WHAT IS REQUIRED:
Repeat the whole listing exactly as written.

MATERIAL:
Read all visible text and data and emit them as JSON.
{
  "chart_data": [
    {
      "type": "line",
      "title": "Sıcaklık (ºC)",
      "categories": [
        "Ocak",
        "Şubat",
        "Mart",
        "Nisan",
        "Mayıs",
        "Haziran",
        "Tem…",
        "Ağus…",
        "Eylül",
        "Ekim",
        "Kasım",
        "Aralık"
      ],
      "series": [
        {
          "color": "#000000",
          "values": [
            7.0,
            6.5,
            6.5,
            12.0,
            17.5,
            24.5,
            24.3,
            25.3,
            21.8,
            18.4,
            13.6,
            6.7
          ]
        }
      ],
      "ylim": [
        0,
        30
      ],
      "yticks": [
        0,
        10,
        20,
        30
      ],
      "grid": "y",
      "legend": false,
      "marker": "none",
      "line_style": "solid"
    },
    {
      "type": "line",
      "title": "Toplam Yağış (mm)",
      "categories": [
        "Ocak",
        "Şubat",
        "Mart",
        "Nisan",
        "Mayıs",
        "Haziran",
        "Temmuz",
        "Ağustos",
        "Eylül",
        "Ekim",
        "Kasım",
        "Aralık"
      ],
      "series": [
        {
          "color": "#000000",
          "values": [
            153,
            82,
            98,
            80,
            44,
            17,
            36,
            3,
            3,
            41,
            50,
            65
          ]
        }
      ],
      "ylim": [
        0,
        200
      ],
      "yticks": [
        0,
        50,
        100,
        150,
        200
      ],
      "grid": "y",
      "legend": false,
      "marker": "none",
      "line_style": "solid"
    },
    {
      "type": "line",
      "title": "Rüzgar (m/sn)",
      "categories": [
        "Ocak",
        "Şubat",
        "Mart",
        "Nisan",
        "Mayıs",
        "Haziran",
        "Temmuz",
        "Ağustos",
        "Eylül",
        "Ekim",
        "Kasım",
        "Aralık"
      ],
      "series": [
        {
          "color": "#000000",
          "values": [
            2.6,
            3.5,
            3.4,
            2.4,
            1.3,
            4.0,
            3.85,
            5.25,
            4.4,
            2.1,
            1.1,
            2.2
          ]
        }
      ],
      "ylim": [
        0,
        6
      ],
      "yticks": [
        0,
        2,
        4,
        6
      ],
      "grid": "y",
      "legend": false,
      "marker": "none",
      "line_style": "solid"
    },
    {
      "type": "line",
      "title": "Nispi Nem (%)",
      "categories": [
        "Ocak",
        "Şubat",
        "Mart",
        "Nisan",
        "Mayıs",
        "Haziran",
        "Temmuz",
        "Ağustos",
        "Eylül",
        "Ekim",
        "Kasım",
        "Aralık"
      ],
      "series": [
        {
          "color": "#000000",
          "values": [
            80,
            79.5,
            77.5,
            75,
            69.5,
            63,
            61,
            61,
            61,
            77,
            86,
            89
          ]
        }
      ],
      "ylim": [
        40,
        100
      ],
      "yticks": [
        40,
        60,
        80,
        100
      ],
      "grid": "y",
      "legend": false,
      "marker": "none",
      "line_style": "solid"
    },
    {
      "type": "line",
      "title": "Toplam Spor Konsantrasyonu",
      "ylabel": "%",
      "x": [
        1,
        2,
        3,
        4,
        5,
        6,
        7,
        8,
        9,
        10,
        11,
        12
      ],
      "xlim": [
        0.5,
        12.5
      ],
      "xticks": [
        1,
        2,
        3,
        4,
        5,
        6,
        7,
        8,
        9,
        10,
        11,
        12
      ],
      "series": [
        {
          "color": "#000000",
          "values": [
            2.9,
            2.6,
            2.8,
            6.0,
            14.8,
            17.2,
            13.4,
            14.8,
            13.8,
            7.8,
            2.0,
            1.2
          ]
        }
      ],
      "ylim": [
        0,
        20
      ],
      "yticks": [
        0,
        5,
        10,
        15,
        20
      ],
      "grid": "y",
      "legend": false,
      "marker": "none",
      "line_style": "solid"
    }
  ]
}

RESPONSE FOR THIS EXERCISE:
Read all visible text and data and emit them as JSON.
{
  "chart_data": [
    {
      "type": "line",
      "title": "Sıcaklık (ºC)",
      "categories": [
        "Ocak",
        "Şubat",
        "Mart",
        "Nisan",
        "Mayıs",
        "Haziran",
        "Tem…",
        "Ağus…",
        "Eylül",
        "Ekim",
        "Kasım",
        "Aralık"
      ],
      "series": [
        {
          "color": "#000000",
          "values": [
            7.0,
            6.5,
            6.5,
            12.0,
            17.5,
            24.5,
            24.3,
            25.3,
            21.8,
            18.4,
            13.6,
            6.7
          ]
        }
      ],
      "ylim": [
        0,
        30
      ],
      "yticks": [
        0,
        10,
        20,
        30
      ],
      "grid": "y",
      "legend": false,
      "marker": "none",
      "line_style": "solid"
    },
    {
      "type": "line",
      "title": "Toplam Yağış (mm)",
      "categories": [
        "Ocak",
        "Şubat",
        "Mart",
        "Nisan",
        "Mayıs",
        "Haziran",
        "Temmuz",
        "Ağustos",
        "Eylül",
        "Ekim",
        "Kasım",
        "Aralık"
      ],
      "series": [
        {
          "color": "#000000",
          "values": [
            153,
            82,
            98,
            80,
            44,
            17,
            36,
            3,
            3,
            41,
            50,
            65
          ]
        }
      ],
      "ylim": [
        0,
        200
      ],
      "yticks": [
        0,
        50,
        100,
        150,
        200
      ],
      "grid": "y",
      "legend": false,
      "marker": "none",
      "line_style": "solid"
    },
    {
      "type": "line",
      "title": "Rüzgar (m/sn)",
      "categories": [
        "Ocak",
        "Şubat",
        "Mart",
        "Nisan",
        "Mayıs",
        "Haziran",
        "Temmuz",
        "Ağustos",
        "Eylül",
        "Ekim",
        "Kasım",
        "Aralık"
      ],
      "series": [
        {
          "color": "#000000",
          "values": [
            2.6,
            3.5,
            3.4,
            2.4,
            1.3,
            4.0,
            3.85,
            5.25,
            4.4,
            2.1,
            1.1,
            2.2
          ]
        }
      ],
      "ylim": [
        0,
        6
      ],
      "yticks": [
        0,
        2,
        4,
        6
      ],
      "grid": "y",
      "legend": false,
      "marker": "none",
      "line_style": "solid"
    },
    {
      "type": "line",
      "title": "Nispi Nem (%)",
      "categories": [
        "Ocak",
        "Şubat",
        "Mart",
        "Nisan",
        "Mayıs",
        "Haziran",
        "Temmuz",
        "Ağustos",
        "Eylül",
        "Ekim",
        "Kasım",
        "Aralık"
      ],
      "series": [
        {
          "color": "#000000",
          "values": [
            80,
            79.5,
            77.5,
            75,
            69.5,
            63,
            61,
            61,
            61,
            77,
            86,
            89
          ]
        }
      ],
      "ylim": [
        40,
        100
      ],
      "yticks": [
        40,
        60,
        80,
        100
      ],
      "grid": "y",
      "legend": false,
      "marker": "none",
      "line_style": "solid"
    },
    {
      "type": "line",
      "title": "Toplam Spor Konsantrasyonu",
      "ylabel": "%",
      "x": [
        1,
        2,
        3,
        4,
        5,
        6,
        7,
        8,
        9,
        10,
        11,
        12
      ],
      "xlim": [
        0.5,
        12.5
      ],
      "xticks": [
        1,
        2,
        3,
        4,
        5,
        6,
        7,
        8,
        9,
        10,
        11,
        12
      ],
      "series": [
        {
          "color": "#000000",
          "values": [
            2.9,
            2.6,
            2.8,
            6.0,
            14.8,
            17.2,
            13.4,
            14.8,
            13.8,
            7.8,
            2.0,
            1.2
          ]
        }
      ],
      "ylim": [
        0,
        20
      ],
      "yticks": [
        0,
        5,
        10,
        15,
        20
      ],
      "grid": "y",
      "legend": false,
      "marker": "none",
      "line_style": "solid"
    }
  ]
}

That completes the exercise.